# EXCERPTED PASSAGE
## BEGIN
Your 24C, 6A supply can provide 24 x 6 = 144 Watts.
If you use a boost converter to 30V if overall efficiency is 80% then you need 180/80% =
225 Watts OR your 14 Watt supply at 24V will deliver 144 x 80% = 115 Watts at 30V.
115W into 7S3P at 4.2V cell = 115/21/4.2 = 1.3A = 65% of maximum allowed. This is acceptable - charging will take less than 50% more time than best allowable.
But you still require a charge controller IC.
.
You need to distinguish between MPPT and what you do with the energy transferred.
MPPT is the process of acquiring maximum available energy from a source under given energy input conditions and/or of delivering maximum energy to the load under given conditions. For MPPT to be able to function the load has to be willing to ACCEPT all the emergy offered.
In most cases when battery charging from a solar source, the energy that the battery COULD take is greater than the energy available and MPPT serves to optimise the transfer of what is available.
When the battery is in a mode where it can accept less energy than the panel can optimally make available MPPT cannot be fully utilised - as the MAXIMUM POWER is in excess of the desired power. This is not a "fault" of the MPPT system - just a characteristic of the load.
So:
First of all, the way I understand it, the implementation of MPPT works via varying the resistance of the circuit such that panel output voltage * current drawn are at the maximum point on the power curve.
Almost - but the difference is crucial. The MPPT controller varies the load so that the load will accept as much power as possible OR so that the panel will deliver as much energy as possible. This effectively alters the "effective" or dynamic resistance but there is no resistance in the traditional sense and no intentional energy dissipation. The most useful analogy is that an MPPT system is an impedance translator that matches source and load impedances. This is not a familiar 'image' but is probably closer to what it does than many other 'metaphors'.
Then the battery charger section takes whatever voltage is 'given' by the MPPT section and drops it to within the battery charging voltage band (e.g. 13.5-14.5V for lead acid), maybe using a buck converter.
No. The conversion to appropriate level for charging is very much part of the MPPT system proper. The buck converter is essentially an impedance converter - we just don't usually see it that way.
Further, the way I understand it, most MPPT battery chargers use the constant-current bulk-charge method followed by a constant voltage topping method (perhaps followed by a constant voltage float charge).
## END
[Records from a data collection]
## BEGIN
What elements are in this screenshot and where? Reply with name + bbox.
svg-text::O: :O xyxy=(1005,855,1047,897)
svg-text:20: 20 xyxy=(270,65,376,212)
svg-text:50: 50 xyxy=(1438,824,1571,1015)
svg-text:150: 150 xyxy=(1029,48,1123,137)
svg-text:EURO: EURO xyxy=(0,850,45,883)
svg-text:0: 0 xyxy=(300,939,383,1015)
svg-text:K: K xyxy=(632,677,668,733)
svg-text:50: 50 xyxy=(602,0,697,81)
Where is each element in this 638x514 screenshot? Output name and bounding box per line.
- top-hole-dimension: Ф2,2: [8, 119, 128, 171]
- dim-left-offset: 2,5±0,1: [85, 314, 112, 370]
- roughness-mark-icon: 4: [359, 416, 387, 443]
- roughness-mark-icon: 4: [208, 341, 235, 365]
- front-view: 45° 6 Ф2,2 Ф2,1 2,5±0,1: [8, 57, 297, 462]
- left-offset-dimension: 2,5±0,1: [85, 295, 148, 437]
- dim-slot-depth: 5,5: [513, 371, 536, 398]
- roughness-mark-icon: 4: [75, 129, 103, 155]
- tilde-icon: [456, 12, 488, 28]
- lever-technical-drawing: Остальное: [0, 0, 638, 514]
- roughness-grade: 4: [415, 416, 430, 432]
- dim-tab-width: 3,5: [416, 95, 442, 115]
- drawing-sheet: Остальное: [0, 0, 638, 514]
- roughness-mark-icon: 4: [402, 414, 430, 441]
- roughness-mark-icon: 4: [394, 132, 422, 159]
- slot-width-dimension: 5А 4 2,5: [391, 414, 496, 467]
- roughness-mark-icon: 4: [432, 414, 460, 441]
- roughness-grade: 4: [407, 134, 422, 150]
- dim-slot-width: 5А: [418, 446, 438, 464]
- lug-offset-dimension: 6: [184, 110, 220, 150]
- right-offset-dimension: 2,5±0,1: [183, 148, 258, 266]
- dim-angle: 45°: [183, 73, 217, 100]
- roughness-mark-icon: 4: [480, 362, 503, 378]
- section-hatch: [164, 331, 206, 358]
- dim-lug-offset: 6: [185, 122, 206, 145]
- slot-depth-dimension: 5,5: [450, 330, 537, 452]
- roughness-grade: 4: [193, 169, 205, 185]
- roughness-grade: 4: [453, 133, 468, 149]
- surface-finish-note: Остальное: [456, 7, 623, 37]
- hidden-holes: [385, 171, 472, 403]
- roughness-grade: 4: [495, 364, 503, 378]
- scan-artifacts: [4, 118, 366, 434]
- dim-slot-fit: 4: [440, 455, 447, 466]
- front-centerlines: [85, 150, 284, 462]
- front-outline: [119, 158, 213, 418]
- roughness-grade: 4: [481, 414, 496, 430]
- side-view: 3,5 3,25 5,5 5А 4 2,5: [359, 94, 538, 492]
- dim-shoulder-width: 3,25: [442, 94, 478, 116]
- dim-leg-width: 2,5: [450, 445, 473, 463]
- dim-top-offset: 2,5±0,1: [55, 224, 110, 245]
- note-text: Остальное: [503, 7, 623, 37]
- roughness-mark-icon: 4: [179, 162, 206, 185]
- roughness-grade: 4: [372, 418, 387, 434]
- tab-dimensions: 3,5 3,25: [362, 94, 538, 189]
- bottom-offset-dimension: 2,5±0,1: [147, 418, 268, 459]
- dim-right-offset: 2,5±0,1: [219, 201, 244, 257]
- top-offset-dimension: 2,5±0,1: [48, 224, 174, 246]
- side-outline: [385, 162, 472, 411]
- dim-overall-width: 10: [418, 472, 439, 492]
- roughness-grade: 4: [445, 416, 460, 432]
## END
# STATED EXERCISE 1
Retype the listing from its first line through the line holding "- roughness-mark-icon: 4: [432, 414, 460, 441]", inclusive.
# STATED EXERCISE 2
Continue the passage on MPPT solar charging from the point where it stops.
This listing has no connection to the passage on MPPT solar charging.

# TASK ANSWER 1
What elements are in this screenshot and where? Reply with name + bbox.
svg-text::O: :O xyxy=(1005,855,1047,897)
svg-text:20: 20 xyxy=(270,65,376,212)
svg-text:50: 50 xyxy=(1438,824,1571,1015)
svg-text:150: 150 xyxy=(1029,48,1123,137)
svg-text:EURO: EURO xyxy=(0,850,45,883)
svg-text:0: 0 xyxy=(300,939,383,1015)
svg-text:K: K xyxy=(632,677,668,733)
svg-text:50: 50 xyxy=(602,0,697,81)
Where is each element in this 638x514 screenshot? Output name and bounding box per line.
- top-hole-dimension: Ф2,2: [8, 119, 128, 171]
- dim-left-offset: 2,5±0,1: [85, 314, 112, 370]
- roughness-mark-icon: 4: [359, 416, 387, 443]
- roughness-mark-icon: 4: [208, 341, 235, 365]
- front-view: 45° 6 Ф2,2 Ф2,1 2,5±0,1: [8, 57, 297, 462]
- left-offset-dimension: 2,5±0,1: [85, 295, 148, 437]
- dim-slot-depth: 5,5: [513, 371, 536, 398]
- roughness-mark-icon: 4: [75, 129, 103, 155]
- tilde-icon: [456, 12, 488, 28]
- lever-technical-drawing: Остальное: [0, 0, 638, 514]
- roughness-grade: 4: [415, 416, 430, 432]
- dim-tab-width: 3,5: [416, 95, 442, 115]
- drawing-sheet: Остальное: [0, 0, 638, 514]
- roughness-mark-icon: 4: [402, 414, 430, 441]
- roughness-mark-icon: 4: [394, 132, 422, 159]
- slot-width-dimension: 5А 4 2,5: [391, 414, 496, 467]
- roughness-mark-icon: 4: [432, 414, 460, 441]

# TASK ANSWER 2
The charge method is independent of the MPPT action proper. The designer decides on a battery charging algorithm set and the MPPT controller then matches the charger requirement to the panel energy at each stage. CCCV /float / ... are all just "clients" of the MPPT process.
Now what mystifies me is how the charger is supposed to run a constant-current bulk-charge algorithm while using the power coming to it efficiently. Because, if the charger simply regulates the output voltage via a sense resistor such that the output current remains at some predetermined constant level, that voltage is dependent on the battery characteristics and charge state, so essentially the battery charging power curve is fixed for a fixed current.
As above, for MPPT to work the energy that COULD be used has to be more than the energy available.MPPT then makes as much available as it can.
When charging LA (lead acid) batteries from mains power the choice of charge rate is usually determined by battery factors or cost. eg a domestic battery charger may provide 2A max when 10A would be acceptable due to cost considerations. But in a designed system where cost is important but secondary, a decision may be made to charge at a maximum of C/5 or C/10 or whatever. Assume C/10 for an example system. If the same system is used with a solar source and the solar source is able to provide more than C/10 then MPPT will not be fully used. But if the PV system can provides say about C/15 then MPPT will allow I to be set as high as possible without exceeding C/10.
SO
So what if the MPPT suddenly gives more power? Does it get wasted? What if the MPPT produces less power? Does the constant current become not so constant?
As above, if MPPT can provide more than C/10 under CC conditions then, yes, not all the available energy is used - if there is no other use for the energy it IS "wasted".
Lastly, if there is such a thing as a constant-voltage MPPT charger (which makes more sense to me for this situation) how would transition from bulk charge to topping charge be carried out during changing conditions (changing current). Plateau detection for instance would be impossible.
Again, it is up to the battery charger designer. There is no "MPPT charger" per se - there is just a charger that uses MPPT to get as much energy as possible. IF a charger implemented CV charging it would taake a certain amount of energy in a given situation. If enough energy to do this then CV at the chosen V is not possible BUT MPPT will provides as much energy as possible. If MPPT can meet the whole need then some energy will be "wasted".
A little used but sensible approach to excess energy is to use it for heating in some form. This could be water heating, space heating, fruit drying or whatever. A heater load is close to 100% efficient (with losses in supply leads and connections producing heat which may not be useful). If the heat is useful then it is an excellent means of utilising otherwise "wasted" energy. Note that this applies to energy directly sourced by a PV panel. It does not apply directly to energy which has been stored in a battery etc as cycle lifetimes and conversion efficiencies and other factors also apply.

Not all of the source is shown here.